COLUMN: Keith Hansen’s Services A Reminder to Serve

Everybody was there.

I was there with my family–meaning my wife and kids but also JJ and Tyler–and it seemed like just about the rest of the Long Beach sports world was there too, packed into the Wilson High auditorium on a chilly Saturday morning. We weren’t there for a recital or an assembly or a pep rally, although the events of the day ended up unfolding like a pep rally.

We were there to pay tribute to Keith Hansen, the former Wilson and Lakewood administrator and Century Club past president/volunteer, who passed unexpectedly and suddenly in December and left so many of us wondering at the machinations of the universe. It couldn’t really be that Keith Hansen, the most positive and cheerful guy anybody had ever met, had passed away so suddenly, could it?

This job means that I attend a couple dozen funerals a year, and they always serve two functions for me (and for the other gathered mourners, I assume). First, they serve as a big glaring sign on the side of life’s highway: yes, the person you’re picturing so clearly in your head is gone. There’s a collective value in that function: a memorial service helps a community come to grips with the reality that they’ve lost a loved one.

Second, a good service writes the final chapter of someone’s life. It ties the threads of their daily existence together into a story, one that everyone gathered can listen to, learn from, and take back into the world of the living to remember. 

Keith Hansen’s story, told over two moving, funny, and meaningful hours, was a story of service, and of positivity. 

Born in Green Bay and delivered by the Packers’ team doctor, Keith was destined to have a life filled with sports and great stories. His family moved to Long Beach in 1952 when he was four, and his architect father volunteered to draw up plans for the baseball fields at El Dorado Park, where he grew up playing baseball. Keith went on to serve in so many ways in the Long Beach sports world, but those weren’t the stories that resonated with me on Sunday.

What really stuck out to me were all the people pointing out how Keith served–with a smile on his face and warm words on his lips. He was a good friend to me and my family, and he always greeted us like we were his best friends. By the time I had listened to all the speakers Sunday, it was clear that was how he had greeted everyone.

Labeled box records:
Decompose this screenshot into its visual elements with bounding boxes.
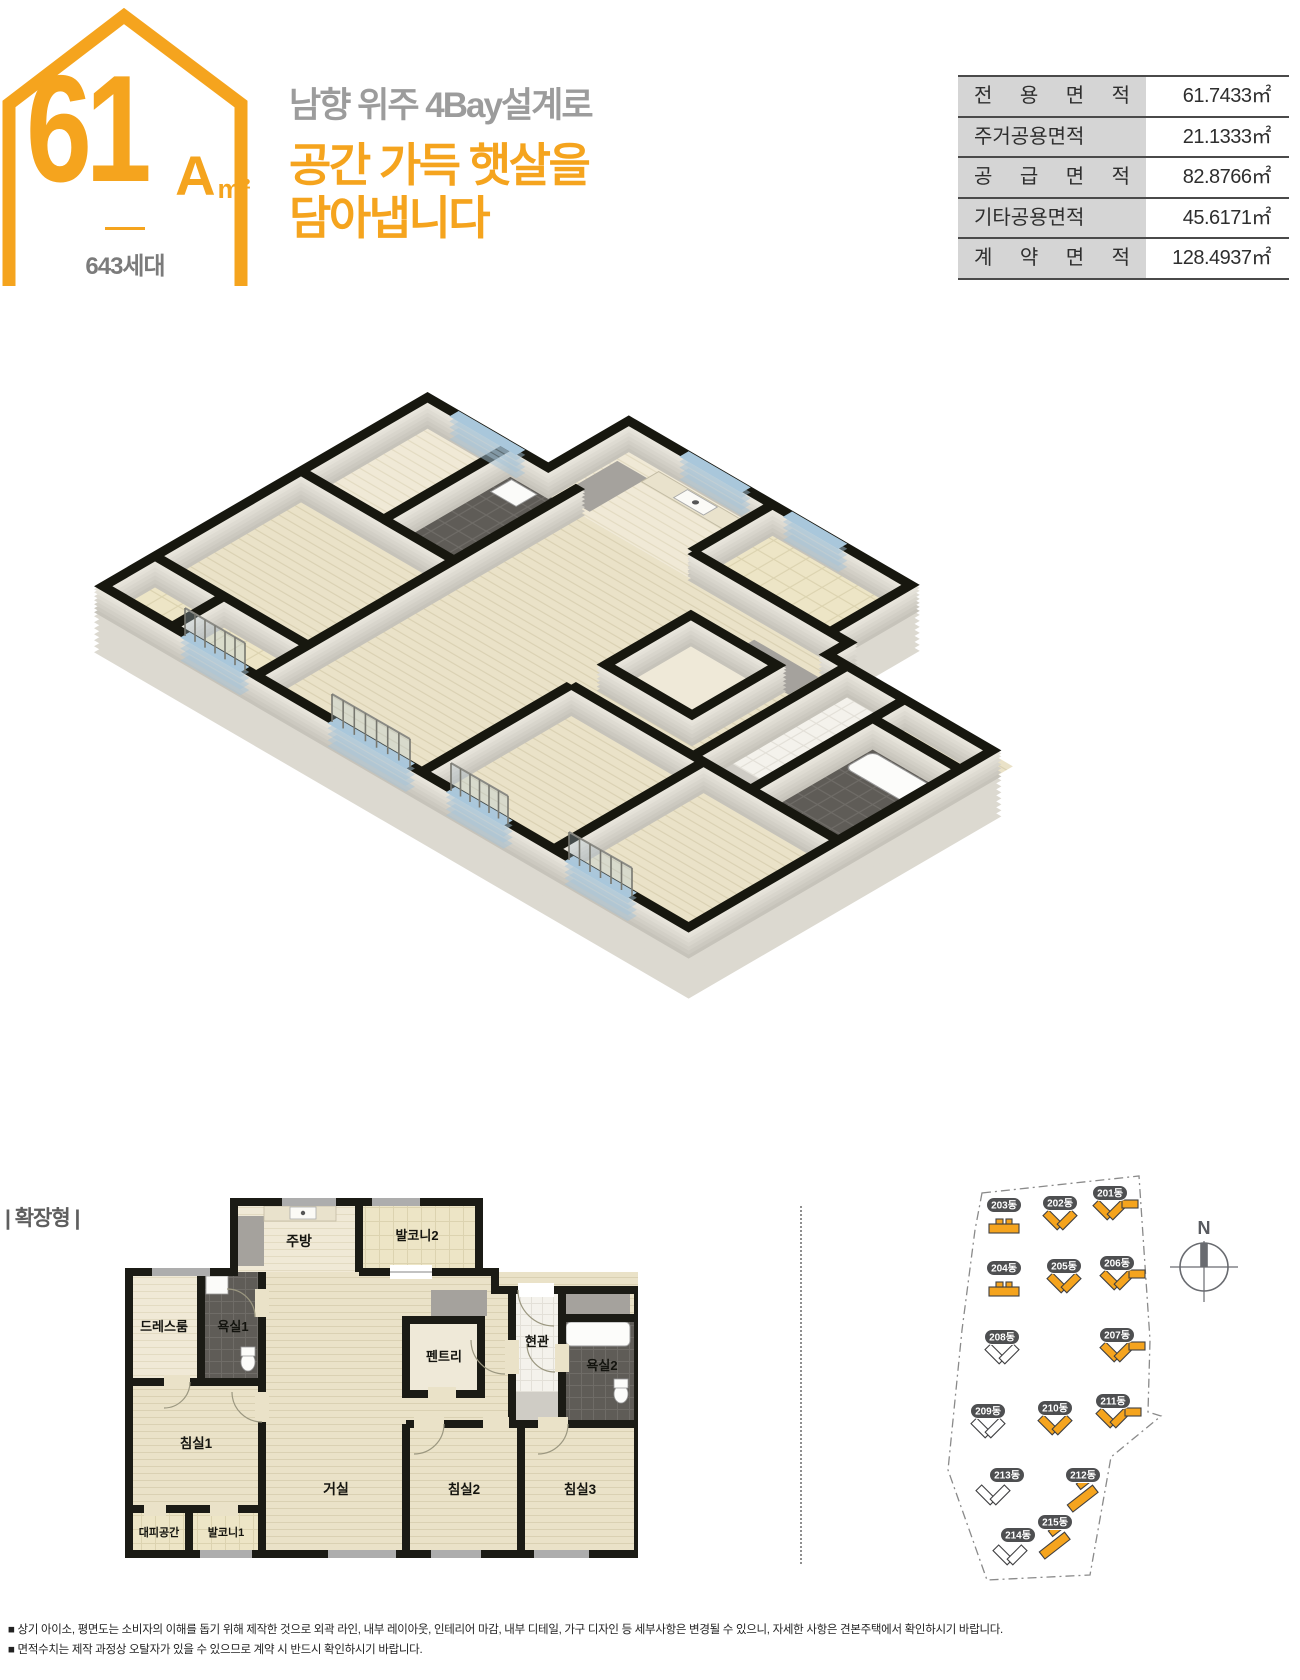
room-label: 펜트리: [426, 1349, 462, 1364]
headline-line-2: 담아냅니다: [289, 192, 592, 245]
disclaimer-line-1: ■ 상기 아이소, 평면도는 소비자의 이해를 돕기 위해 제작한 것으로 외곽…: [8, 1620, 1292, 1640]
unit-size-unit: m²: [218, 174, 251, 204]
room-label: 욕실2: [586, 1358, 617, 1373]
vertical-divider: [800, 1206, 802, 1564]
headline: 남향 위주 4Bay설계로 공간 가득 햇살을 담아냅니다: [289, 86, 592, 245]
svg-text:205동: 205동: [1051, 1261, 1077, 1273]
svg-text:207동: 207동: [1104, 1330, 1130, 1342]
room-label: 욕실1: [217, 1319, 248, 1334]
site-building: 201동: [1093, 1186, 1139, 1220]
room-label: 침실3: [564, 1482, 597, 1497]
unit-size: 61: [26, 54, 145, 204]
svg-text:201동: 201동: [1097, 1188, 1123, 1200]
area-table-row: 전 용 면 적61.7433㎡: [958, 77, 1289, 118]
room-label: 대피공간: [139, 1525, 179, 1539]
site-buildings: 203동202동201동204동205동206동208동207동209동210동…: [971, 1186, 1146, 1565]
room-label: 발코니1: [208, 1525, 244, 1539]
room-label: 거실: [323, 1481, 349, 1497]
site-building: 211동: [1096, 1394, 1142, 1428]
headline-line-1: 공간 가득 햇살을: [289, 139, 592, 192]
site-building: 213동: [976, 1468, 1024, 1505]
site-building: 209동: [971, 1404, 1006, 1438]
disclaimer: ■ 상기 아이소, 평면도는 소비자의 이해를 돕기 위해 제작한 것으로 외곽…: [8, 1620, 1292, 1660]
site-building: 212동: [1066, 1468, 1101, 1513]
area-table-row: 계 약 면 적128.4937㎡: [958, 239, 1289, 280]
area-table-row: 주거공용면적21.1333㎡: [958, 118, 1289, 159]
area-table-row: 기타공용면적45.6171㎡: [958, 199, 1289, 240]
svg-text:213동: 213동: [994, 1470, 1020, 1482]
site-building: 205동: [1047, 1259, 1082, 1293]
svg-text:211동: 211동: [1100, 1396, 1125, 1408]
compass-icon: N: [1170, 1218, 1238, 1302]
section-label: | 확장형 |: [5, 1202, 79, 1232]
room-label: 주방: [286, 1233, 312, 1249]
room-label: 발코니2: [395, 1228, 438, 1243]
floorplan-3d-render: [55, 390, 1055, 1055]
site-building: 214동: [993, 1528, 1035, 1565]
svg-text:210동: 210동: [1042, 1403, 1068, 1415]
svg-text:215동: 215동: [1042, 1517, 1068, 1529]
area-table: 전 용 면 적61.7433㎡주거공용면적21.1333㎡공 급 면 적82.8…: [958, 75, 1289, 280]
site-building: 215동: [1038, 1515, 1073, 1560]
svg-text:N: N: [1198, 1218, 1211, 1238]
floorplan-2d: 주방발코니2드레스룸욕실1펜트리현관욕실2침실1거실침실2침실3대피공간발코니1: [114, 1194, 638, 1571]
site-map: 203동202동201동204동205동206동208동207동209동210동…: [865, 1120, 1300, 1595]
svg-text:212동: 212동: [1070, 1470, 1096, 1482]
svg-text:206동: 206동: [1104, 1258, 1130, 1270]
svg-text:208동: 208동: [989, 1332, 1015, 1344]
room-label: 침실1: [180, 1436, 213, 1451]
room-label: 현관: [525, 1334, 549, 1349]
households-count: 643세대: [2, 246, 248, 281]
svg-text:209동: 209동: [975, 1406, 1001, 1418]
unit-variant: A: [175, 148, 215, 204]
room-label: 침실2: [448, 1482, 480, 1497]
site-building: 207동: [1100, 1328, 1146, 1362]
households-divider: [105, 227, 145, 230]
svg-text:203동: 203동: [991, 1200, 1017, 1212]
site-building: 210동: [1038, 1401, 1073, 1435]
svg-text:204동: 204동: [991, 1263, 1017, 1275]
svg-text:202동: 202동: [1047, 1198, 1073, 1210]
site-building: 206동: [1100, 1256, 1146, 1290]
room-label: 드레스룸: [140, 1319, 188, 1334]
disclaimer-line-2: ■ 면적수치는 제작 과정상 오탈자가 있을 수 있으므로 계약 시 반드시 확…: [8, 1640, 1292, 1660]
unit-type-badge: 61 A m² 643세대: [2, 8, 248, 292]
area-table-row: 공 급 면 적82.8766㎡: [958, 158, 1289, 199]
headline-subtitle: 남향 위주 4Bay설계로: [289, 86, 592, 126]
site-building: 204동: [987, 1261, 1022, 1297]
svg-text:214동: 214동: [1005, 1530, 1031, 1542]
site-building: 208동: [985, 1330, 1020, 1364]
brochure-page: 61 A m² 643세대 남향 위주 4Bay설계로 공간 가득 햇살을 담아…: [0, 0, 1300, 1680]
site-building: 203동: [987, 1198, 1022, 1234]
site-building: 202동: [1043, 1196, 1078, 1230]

WHAT YOU WILL DO:
(1) Print the Keith Hansen column word for word, starting at "Born in Green" and ending at "me on Sunday.".
(2) Please answer these questions using the Keith Hansen column:
(a) In what city was Keith Hansen born?
(b) In what year did his family move to Long Beach?
(c) In which school's auditorium was the tribute held?

SOLUTIONS PER TASK:
(1)
Born in Green Bay and delivered by the Packers’ team doctor, Keith was destined to have a life filled with sports and great stories. His family moved to Long Beach in 1952 when he was four, and his architect father volunteered to draw up plans for the baseball fields at El Dorado Park, where he grew up playing baseball. Keith went on to serve in so many ways in the Long Beach sports world, but those weren’t the stories that resonated with me on Sunday.

(2)
(a) Green Bay
(b) 1952
(c) Wilson High